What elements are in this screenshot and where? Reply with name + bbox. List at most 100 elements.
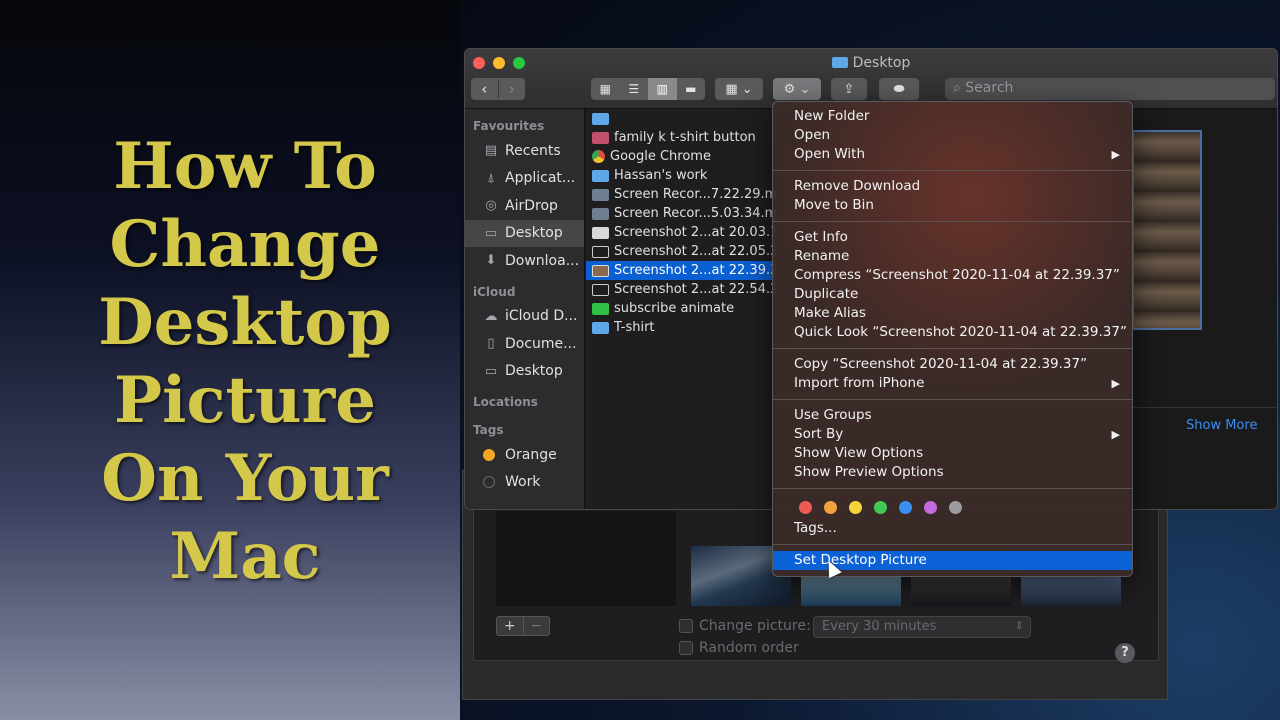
menu-item-duplicate[interactable]: Duplicate bbox=[773, 285, 1132, 304]
add-button[interactable]: + bbox=[497, 617, 523, 635]
gallery-view-icon[interactable]: ▬ bbox=[677, 78, 706, 100]
menu-item-open-with[interactable]: Open With ▶ bbox=[773, 145, 1132, 164]
sidebar-item-recents[interactable]: ▤ Recents bbox=[465, 137, 584, 165]
tag-gray-icon[interactable] bbox=[949, 500, 962, 514]
airdrop-icon: ◎ bbox=[485, 198, 497, 214]
sidebar-tag-orange[interactable]: Orange bbox=[465, 441, 584, 469]
file-item[interactable]: Screenshot 2...at 20.03.18 bbox=[586, 223, 776, 242]
sidebar-item-downloads[interactable]: ⬇ Downloa... bbox=[465, 247, 584, 275]
download-icon: ⬇ bbox=[485, 253, 497, 269]
file-item[interactable]: Screenshot 2...at 22.05.22 bbox=[586, 242, 776, 261]
sidebar-section-locations: Locations bbox=[473, 395, 538, 409]
tag-dot-icon bbox=[483, 448, 495, 461]
tag-green-icon[interactable] bbox=[874, 500, 887, 514]
tag-purple-icon[interactable] bbox=[924, 500, 937, 514]
file-item[interactable]: Screen Recor...5.03.34.mo bbox=[586, 204, 776, 223]
file-item[interactable]: T-shirt bbox=[586, 318, 776, 337]
file-column: family k t-shirt button Google Chrome Ha… bbox=[586, 109, 776, 509]
menu-item-make-alias[interactable]: Make Alias bbox=[773, 304, 1132, 323]
video-file-icon bbox=[592, 207, 609, 220]
sidebar-tag-work[interactable]: Work bbox=[465, 469, 584, 497]
grid-icon: ▦ ⌄ bbox=[725, 81, 753, 97]
tag-red-icon[interactable] bbox=[799, 500, 812, 514]
folder-icon bbox=[592, 321, 609, 334]
file-item[interactable]: Screen Recor...7.22.29.mo bbox=[586, 185, 776, 204]
menu-separator bbox=[773, 399, 1132, 400]
file-item[interactable] bbox=[586, 109, 776, 128]
change-picture-checkbox[interactable] bbox=[679, 619, 693, 633]
menu-item-show-view-options[interactable]: Show View Options bbox=[773, 444, 1132, 463]
menu-separator bbox=[773, 348, 1132, 349]
menu-separator bbox=[773, 221, 1132, 222]
title-line: Picture bbox=[114, 363, 376, 438]
file-name: Screenshot 2...at 22.39.37 bbox=[614, 263, 776, 278]
menu-item-new-folder[interactable]: New Folder bbox=[773, 107, 1132, 126]
file-item[interactable]: Google Chrome bbox=[586, 147, 776, 166]
sidebar: Favourites ▤ Recents ⍋ Applicat... ◎ AirDro… bbox=[465, 109, 585, 509]
tag-blue-icon[interactable] bbox=[899, 500, 912, 514]
column-view-icon[interactable]: ▥ bbox=[648, 78, 677, 100]
sidebar-section-icloud: iCloud bbox=[473, 284, 516, 299]
file-name: Screenshot 2...at 22.05.22 bbox=[614, 244, 776, 259]
icon-view-icon[interactable]: ▦ bbox=[591, 78, 620, 100]
file-item[interactable]: Hassan's work bbox=[586, 166, 776, 185]
file-name: Google Chrome bbox=[610, 149, 711, 164]
share-icon: ⇪ bbox=[843, 81, 855, 97]
interval-select[interactable]: Every 30 minutes ⇕ bbox=[813, 616, 1031, 638]
image-file-icon bbox=[592, 131, 609, 144]
sidebar-section-tags: Tags bbox=[473, 423, 504, 437]
menu-item-tags[interactable]: Tags... bbox=[773, 519, 1132, 538]
menu-item-copy[interactable]: Copy “Screenshot 2020-11-04 at 22.39.37” bbox=[773, 355, 1132, 374]
sidebar-item-documents[interactable]: ▯ Docume... bbox=[465, 330, 584, 358]
menu-item-rename[interactable]: Rename bbox=[773, 247, 1132, 266]
sidebar-item-icloud-drive[interactable]: ☁ iCloud D... bbox=[465, 303, 584, 331]
menu-item-remove-download[interactable]: Remove Download bbox=[773, 177, 1132, 196]
sidebar-item-airdrop[interactable]: ◎ AirDrop bbox=[465, 192, 584, 220]
sidebar-item-desktop[interactable]: ▭ Desktop bbox=[465, 219, 584, 247]
back-button[interactable]: ‹ bbox=[471, 80, 498, 98]
file-name: Screen Recor...7.22.29.mo bbox=[614, 187, 776, 202]
sidebar-item-icloud-desktop[interactable]: ▭ Desktop bbox=[465, 358, 584, 386]
title-line: Desktop bbox=[98, 285, 392, 360]
sidebar-item-label: Docume... bbox=[505, 335, 577, 352]
sidebar-item-label: Work bbox=[505, 474, 541, 491]
random-order-checkbox[interactable] bbox=[679, 641, 693, 655]
file-item[interactable]: subscribe animate bbox=[586, 299, 776, 318]
group-button[interactable]: ▦ ⌄ bbox=[715, 78, 763, 100]
menu-item-move-to-bin[interactable]: Move to Bin bbox=[773, 196, 1132, 215]
share-button[interactable]: ⇪ bbox=[831, 78, 867, 100]
folder-icon bbox=[592, 112, 609, 125]
help-button[interactable]: ? bbox=[1115, 643, 1135, 663]
menu-item-open[interactable]: Open bbox=[773, 126, 1132, 145]
search-field[interactable]: ⌕ Search bbox=[945, 78, 1275, 100]
list-view-icon[interactable]: ☰ bbox=[620, 78, 649, 100]
menu-item-sort-by[interactable]: Sort By ▶ bbox=[773, 425, 1132, 444]
tag-color-row bbox=[773, 495, 1132, 519]
prefs-folder-list bbox=[496, 511, 676, 606]
sidebar-item-applications[interactable]: ⍋ Applicat... bbox=[465, 165, 584, 193]
show-more-link[interactable]: Show More bbox=[1186, 418, 1257, 433]
submenu-arrow-icon: ▶ bbox=[1111, 148, 1120, 161]
view-switcher: ▦ ☰ ▥ ▬ bbox=[591, 78, 705, 100]
remove-button[interactable]: − bbox=[522, 617, 550, 635]
forward-button[interactable]: › bbox=[497, 80, 526, 98]
file-item[interactable]: family k t-shirt button bbox=[586, 128, 776, 147]
tag-dot-icon bbox=[483, 476, 495, 489]
file-name: Screen Recor...5.03.34.mo bbox=[614, 206, 776, 221]
file-item-selected[interactable]: Screenshot 2...at 22.39.37 bbox=[586, 261, 776, 280]
random-order-row: Random order bbox=[679, 640, 799, 656]
menu-item-quick-look[interactable]: Quick Look “Screenshot 2020-11-04 at 22.… bbox=[773, 323, 1132, 342]
action-button[interactable]: ⚙ ⌄ bbox=[773, 78, 821, 100]
menu-item-use-groups[interactable]: Use Groups bbox=[773, 406, 1132, 425]
search-placeholder: Search bbox=[965, 80, 1014, 96]
change-picture-row: Change picture: bbox=[679, 618, 811, 634]
menu-item-get-info[interactable]: Get Info bbox=[773, 228, 1132, 247]
menu-item-compress[interactable]: Compress “Screenshot 2020-11-04 at 22.39… bbox=[773, 266, 1132, 285]
menu-item-import-from-iphone[interactable]: Import from iPhone ▶ bbox=[773, 374, 1132, 393]
tag-yellow-icon[interactable] bbox=[849, 500, 862, 514]
menu-item-show-preview-options[interactable]: Show Preview Options bbox=[773, 463, 1132, 482]
tag-orange-icon[interactable] bbox=[824, 500, 837, 514]
file-item[interactable]: Screenshot 2...at 22.54.21 bbox=[586, 280, 776, 299]
tag-button[interactable]: ⬬ bbox=[879, 78, 919, 100]
folder-icon bbox=[831, 57, 848, 68]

» SHORT PROBLEM
Report every line in the records above that contains the string "button", matching case exactly.

» WRITTEN RESPONSE
add-button[interactable]: + bbox=[497, 617, 523, 635]
file-column: family k t-shirt button Google Chrome Ha… bbox=[586, 109, 776, 509]
back-button[interactable]: ‹ bbox=[471, 80, 498, 98]
group-button[interactable]: ▦ ⌄ bbox=[715, 78, 763, 100]
share-button[interactable]: ⇪ bbox=[831, 78, 867, 100]
help-button[interactable]: ? bbox=[1115, 643, 1135, 663]
remove-button[interactable]: − bbox=[522, 617, 550, 635]
forward-button[interactable]: › bbox=[497, 80, 526, 98]
file-item[interactable]: family k t-shirt button bbox=[586, 128, 776, 147]
action-button[interactable]: ⚙ ⌄ bbox=[773, 78, 821, 100]
tag-button[interactable]: ⬬ bbox=[879, 78, 919, 100]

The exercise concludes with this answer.